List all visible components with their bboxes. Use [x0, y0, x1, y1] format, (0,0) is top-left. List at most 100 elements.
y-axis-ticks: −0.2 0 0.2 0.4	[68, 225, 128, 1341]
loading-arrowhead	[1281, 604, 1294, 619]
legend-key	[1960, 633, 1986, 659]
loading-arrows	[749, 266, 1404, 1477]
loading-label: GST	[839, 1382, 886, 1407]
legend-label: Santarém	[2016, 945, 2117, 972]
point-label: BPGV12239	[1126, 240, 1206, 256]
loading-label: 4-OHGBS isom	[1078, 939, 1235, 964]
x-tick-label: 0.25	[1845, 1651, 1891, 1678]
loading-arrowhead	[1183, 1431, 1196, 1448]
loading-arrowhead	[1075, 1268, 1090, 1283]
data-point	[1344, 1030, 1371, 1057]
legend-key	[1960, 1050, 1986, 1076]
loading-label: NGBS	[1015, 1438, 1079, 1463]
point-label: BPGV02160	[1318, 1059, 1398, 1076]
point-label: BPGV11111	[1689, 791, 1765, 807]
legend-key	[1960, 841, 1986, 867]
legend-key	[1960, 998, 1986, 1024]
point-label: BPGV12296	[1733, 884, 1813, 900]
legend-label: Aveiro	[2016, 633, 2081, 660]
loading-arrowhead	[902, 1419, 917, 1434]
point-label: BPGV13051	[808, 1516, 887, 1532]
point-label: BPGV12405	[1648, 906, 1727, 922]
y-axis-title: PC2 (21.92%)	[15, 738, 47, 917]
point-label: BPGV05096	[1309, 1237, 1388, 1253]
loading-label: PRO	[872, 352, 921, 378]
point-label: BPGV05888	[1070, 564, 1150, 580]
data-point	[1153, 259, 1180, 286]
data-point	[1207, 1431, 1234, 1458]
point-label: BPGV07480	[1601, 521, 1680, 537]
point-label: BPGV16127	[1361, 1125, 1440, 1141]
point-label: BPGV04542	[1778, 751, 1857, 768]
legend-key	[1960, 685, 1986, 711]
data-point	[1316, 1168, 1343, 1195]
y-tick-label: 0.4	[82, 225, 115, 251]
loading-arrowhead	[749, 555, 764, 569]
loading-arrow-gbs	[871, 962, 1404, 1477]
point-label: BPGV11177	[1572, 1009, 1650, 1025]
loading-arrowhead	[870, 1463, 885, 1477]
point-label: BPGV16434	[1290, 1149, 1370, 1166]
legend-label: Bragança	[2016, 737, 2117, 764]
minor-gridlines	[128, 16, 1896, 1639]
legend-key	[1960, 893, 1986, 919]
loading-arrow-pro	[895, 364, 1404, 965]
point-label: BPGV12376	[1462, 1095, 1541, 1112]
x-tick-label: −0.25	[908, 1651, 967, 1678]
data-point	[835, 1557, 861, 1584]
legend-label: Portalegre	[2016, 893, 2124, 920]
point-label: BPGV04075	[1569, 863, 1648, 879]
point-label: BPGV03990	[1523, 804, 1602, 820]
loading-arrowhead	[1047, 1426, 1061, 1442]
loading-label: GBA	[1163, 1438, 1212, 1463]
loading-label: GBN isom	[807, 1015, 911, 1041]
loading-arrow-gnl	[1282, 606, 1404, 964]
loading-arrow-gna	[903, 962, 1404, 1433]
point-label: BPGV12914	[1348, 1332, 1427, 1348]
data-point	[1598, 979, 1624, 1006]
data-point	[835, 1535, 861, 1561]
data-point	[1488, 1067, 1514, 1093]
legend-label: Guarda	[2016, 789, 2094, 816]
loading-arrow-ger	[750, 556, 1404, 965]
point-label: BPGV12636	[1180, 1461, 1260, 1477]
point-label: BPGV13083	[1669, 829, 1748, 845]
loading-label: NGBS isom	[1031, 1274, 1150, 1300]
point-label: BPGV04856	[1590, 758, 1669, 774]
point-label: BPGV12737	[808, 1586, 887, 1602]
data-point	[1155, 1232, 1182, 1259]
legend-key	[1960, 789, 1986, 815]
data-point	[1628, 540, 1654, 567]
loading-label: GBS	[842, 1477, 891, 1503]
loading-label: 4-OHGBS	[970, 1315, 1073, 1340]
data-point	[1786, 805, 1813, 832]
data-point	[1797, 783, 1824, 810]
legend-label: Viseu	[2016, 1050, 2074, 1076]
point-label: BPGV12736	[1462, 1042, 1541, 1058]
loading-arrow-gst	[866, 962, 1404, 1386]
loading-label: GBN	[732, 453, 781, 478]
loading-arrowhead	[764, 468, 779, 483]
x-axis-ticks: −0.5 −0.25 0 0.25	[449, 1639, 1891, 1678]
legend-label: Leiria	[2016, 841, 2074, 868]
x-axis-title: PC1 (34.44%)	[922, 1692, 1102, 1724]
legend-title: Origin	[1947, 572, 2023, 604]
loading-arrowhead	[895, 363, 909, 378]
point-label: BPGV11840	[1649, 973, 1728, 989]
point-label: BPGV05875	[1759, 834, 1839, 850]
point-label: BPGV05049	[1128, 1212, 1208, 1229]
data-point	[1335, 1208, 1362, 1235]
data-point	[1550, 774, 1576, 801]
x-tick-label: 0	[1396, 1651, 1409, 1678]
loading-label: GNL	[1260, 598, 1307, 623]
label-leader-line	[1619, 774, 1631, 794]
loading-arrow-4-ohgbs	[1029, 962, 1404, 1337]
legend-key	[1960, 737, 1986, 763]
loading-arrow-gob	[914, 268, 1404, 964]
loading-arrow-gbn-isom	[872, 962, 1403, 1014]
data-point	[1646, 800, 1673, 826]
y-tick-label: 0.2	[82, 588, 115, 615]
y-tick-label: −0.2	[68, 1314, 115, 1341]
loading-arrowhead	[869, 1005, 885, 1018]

+ + + + + + +

## EXERCISE DETAILS
Arrange every line of the data above as a Markdown table with two columns, Row and Text, where Row holds a running number and Text holds the line. Leave out blank lines.

## WRITTEN ANSWER
| Row | Text |
|---|---|
| 1 | List all visible components with their bboxes. Use [x0, y0, x1, y1] format, (0,0) is top-left. List at most 100 elements. |
| 2 | y-axis-ticks: −0.2 0 0.2 0.4	[68, 225, 128, 1341] |
| 3 | loading-arrowhead	[1281, 604, 1294, 619] |
| 4 | legend-key	[1960, 633, 1986, 659] |
| 5 | loading-arrows	[749, 266, 1404, 1477] |
| 6 | loading-label: GST	[839, 1382, 886, 1407] |
| 7 | legend-label: Santarém	[2016, 945, 2117, 972] |
| 8 | point-label: BPGV12239	[1126, 240, 1206, 256] |
| 9 | loading-label: 4-OHGBS isom	[1078, 939, 1235, 964] |
| 10 | x-tick-label: 0.25	[1845, 1651, 1891, 1678] |
| 11 | loading-arrowhead	[1183, 1431, 1196, 1448] |
| 12 | loading-arrowhead	[1075, 1268, 1090, 1283] |
| 13 | data-point	[1344, 1030, 1371, 1057] |
| 14 | legend-key	[1960, 1050, 1986, 1076] |
| 15 | loading-label: NGBS	[1015, 1438, 1079, 1463] |
| 16 | point-label: BPGV02160	[1318, 1059, 1398, 1076] |
| 17 | point-label: BPGV11111	[1689, 791, 1765, 807] |
| 18 | legend-key	[1960, 841, 1986, 867] |
| 19 | legend-key	[1960, 998, 1986, 1024] |
| 20 | point-label: BPGV12296	[1733, 884, 1813, 900] |
| 21 | legend-label: Aveiro	[2016, 633, 2081, 660] |
| 22 | loading-arrowhead	[902, 1419, 917, 1434] |
| 23 | point-label: BPGV13051	[808, 1516, 887, 1532] |
| 24 | point-label: BPGV12405	[1648, 906, 1727, 922] |
| 25 | y-axis-title: PC2 (21.92%)	[15, 738, 47, 917] |
| 26 | point-label: BPGV05096	[1309, 1237, 1388, 1253] |
| 27 | loading-label: PRO	[872, 352, 921, 378] |
| 28 | point-label: BPGV05888	[1070, 564, 1150, 580] |
| 29 | data-point	[1153, 259, 1180, 286] |
| 30 | data-point	[1207, 1431, 1234, 1458] |
| 31 | point-label: BPGV07480	[1601, 521, 1680, 537] |
| 32 | point-label: BPGV16127	[1361, 1125, 1440, 1141] |
| 33 | point-label: BPGV04542	[1778, 751, 1857, 768] |
| 34 | legend-key	[1960, 685, 1986, 711] |
| 35 | data-point	[1316, 1168, 1343, 1195] |
| 36 | y-tick-label: 0.4	[82, 225, 115, 251] |
| 37 | loading-arrowhead	[749, 555, 764, 569] |
| 38 | loading-arrow-gbs	[871, 962, 1404, 1477] |
| 39 | point-label: BPGV11177	[1572, 1009, 1650, 1025] |
| 40 | loading-arrowhead	[870, 1463, 885, 1477] |
| 41 | point-label: BPGV16434	[1290, 1149, 1370, 1166] |
| 42 | legend-label: Bragança	[2016, 737, 2117, 764] |
| 43 | minor-gridlines	[128, 16, 1896, 1639] |
| 44 | legend-key	[1960, 893, 1986, 919] |
| 45 | loading-arrow-pro	[895, 364, 1404, 965] |
| 46 | point-label: BPGV12376	[1462, 1095, 1541, 1112] |
| 47 | x-tick-label: −0.25	[908, 1651, 967, 1678] |
| 48 | data-point	[835, 1557, 861, 1584] |
| 49 | legend-label: Portalegre	[2016, 893, 2124, 920] |
| 50 | point-label: BPGV04075	[1569, 863, 1648, 879] |
| 51 | point-label: BPGV03990	[1523, 804, 1602, 820] |
| 52 | loading-arrowhead	[1047, 1426, 1061, 1442] |
| 53 | loading-label: GBA	[1163, 1438, 1212, 1463] |
| 54 | loading-label: GBN isom	[807, 1015, 911, 1041] |
| 55 | loading-arrow-gnl	[1282, 606, 1404, 964] |
| 56 | loading-arrow-gna	[903, 962, 1404, 1433] |
| 57 | point-label: BPGV12914	[1348, 1332, 1427, 1348] |
| 58 | data-point	[1598, 979, 1624, 1006] |
| 59 | data-point	[835, 1535, 861, 1561] |
| 60 | data-point	[1488, 1067, 1514, 1093] |
| 61 | legend-label: Guarda	[2016, 789, 2094, 816] |
| 62 | loading-arrow-ger	[750, 556, 1404, 965] |
| 63 | point-label: BPGV12636	[1180, 1461, 1260, 1477] |
| 64 | point-label: BPGV13083	[1669, 829, 1748, 845] |
| 65 | loading-label: NGBS isom	[1031, 1274, 1150, 1300] |
| 66 | point-label: BPGV04856	[1590, 758, 1669, 774] |
| 67 | point-label: BPGV12737	[808, 1586, 887, 1602] |
| 68 | data-point	[1155, 1232, 1182, 1259] |
| 69 | legend-key	[1960, 789, 1986, 815] |
| 70 | data-point	[1628, 540, 1654, 567] |
| 71 | loading-label: GBS	[842, 1477, 891, 1503] |
| 72 | loading-label: 4-OHGBS	[970, 1315, 1073, 1340] |
| 73 | data-point	[1786, 805, 1813, 832] |
| 74 | data-point	[1797, 783, 1824, 810] |
| 75 | legend-label: Viseu	[2016, 1050, 2074, 1076] |
| 76 | point-label: BPGV12736	[1462, 1042, 1541, 1058] |
| 77 | loading-arrow-gst	[866, 962, 1404, 1386] |
| 78 | loading-label: GBN	[732, 453, 781, 478] |
| 79 | loading-arrowhead	[764, 468, 779, 483] |
| 80 | x-axis-ticks: −0.5 −0.25 0 0.25	[449, 1639, 1891, 1678] |
| 81 | legend-label: Leiria	[2016, 841, 2074, 868] |
| 82 | x-axis-title: PC1 (34.44%)	[922, 1692, 1102, 1724] |
| 83 | legend-title: Origin	[1947, 572, 2023, 604] |
| 84 | loading-arrowhead	[895, 363, 909, 378] |
| 85 | point-label: BPGV11840	[1649, 973, 1728, 989] |
| 86 | point-label: BPGV05875	[1759, 834, 1839, 850] |
| 87 | point-label: BPGV05049	[1128, 1212, 1208, 1229] |
| 88 | data-point	[1335, 1208, 1362, 1235] |
| 89 | data-point	[1550, 774, 1576, 801] |
| 90 | x-tick-label: 0	[1396, 1651, 1409, 1678] |
| 91 | loading-label: GNL	[1260, 598, 1307, 623] |
| 92 | label-leader-line	[1619, 774, 1631, 794] |
| 93 | loading-arrow-4-ohgbs	[1029, 962, 1404, 1337] |
| 94 | legend-key	[1960, 737, 1986, 763] |
| 95 | loading-arrow-gob	[914, 268, 1404, 964] |
| 96 | loading-arrow-gbn-isom	[872, 962, 1403, 1014] |
| 97 | data-point	[1646, 800, 1673, 826] |
| 98 | y-tick-label: 0.2	[82, 588, 115, 615] |
| 99 | y-tick-label: −0.2	[68, 1314, 115, 1341] |
| 100 | loading-arrowhead	[869, 1005, 885, 1018] |